- _GOAL_: Write out every entry exactly as it appears.

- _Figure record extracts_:
_ _ _ _ _ _ _
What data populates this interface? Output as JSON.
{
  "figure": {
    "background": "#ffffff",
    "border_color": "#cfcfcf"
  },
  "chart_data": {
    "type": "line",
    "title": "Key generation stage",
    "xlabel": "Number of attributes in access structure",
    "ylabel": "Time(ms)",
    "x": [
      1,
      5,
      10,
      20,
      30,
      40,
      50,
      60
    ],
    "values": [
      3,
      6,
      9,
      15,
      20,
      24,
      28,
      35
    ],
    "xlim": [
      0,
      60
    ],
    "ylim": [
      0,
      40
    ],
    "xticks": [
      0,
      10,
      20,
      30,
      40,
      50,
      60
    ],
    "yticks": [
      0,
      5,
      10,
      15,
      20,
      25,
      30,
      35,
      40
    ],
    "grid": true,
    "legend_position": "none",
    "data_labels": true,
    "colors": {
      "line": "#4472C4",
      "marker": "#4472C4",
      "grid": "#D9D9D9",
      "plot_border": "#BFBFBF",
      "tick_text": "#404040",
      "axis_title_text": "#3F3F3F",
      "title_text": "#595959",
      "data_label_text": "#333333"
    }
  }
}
_ _ _ _ _ _ _
- _RESULT_:
What data populates this interface? Output as JSON.
{
  "figure": {
    "background": "#ffffff",
    "border_color": "#cfcfcf"
  },
  "chart_data": {
    "type": "line",
    "title": "Key generation stage",
    "xlabel": "Number of attributes in access structure",
    "ylabel": "Time(ms)",
    "x": [
      1,
      5,
      10,
      20,
      30,
      40,
      50,
      60
    ],
    "values": [
      3,
      6,
      9,
      15,
      20,
      24,
      28,
      35
    ],
    "xlim": [
      0,
      60
    ],
    "ylim": [
      0,
      40
    ],
    "xticks": [
      0,
      10,
      20,
      30,
      40,
      50,
      60
    ],
    "yticks": [
      0,
      5,
      10,
      15,
      20,
      25,
      30,
      35,
      40
    ],
    "grid": true,
    "legend_position": "none",
    "data_labels": true,
    "colors": {
      "line": "#4472C4",
      "marker": "#4472C4",
      "grid": "#D9D9D9",
      "plot_border": "#BFBFBF",
      "tick_text": "#404040",
      "axis_title_text": "#3F3F3F",
      "title_text": "#595959",
      "data_label_text": "#333333"
    }
  }
}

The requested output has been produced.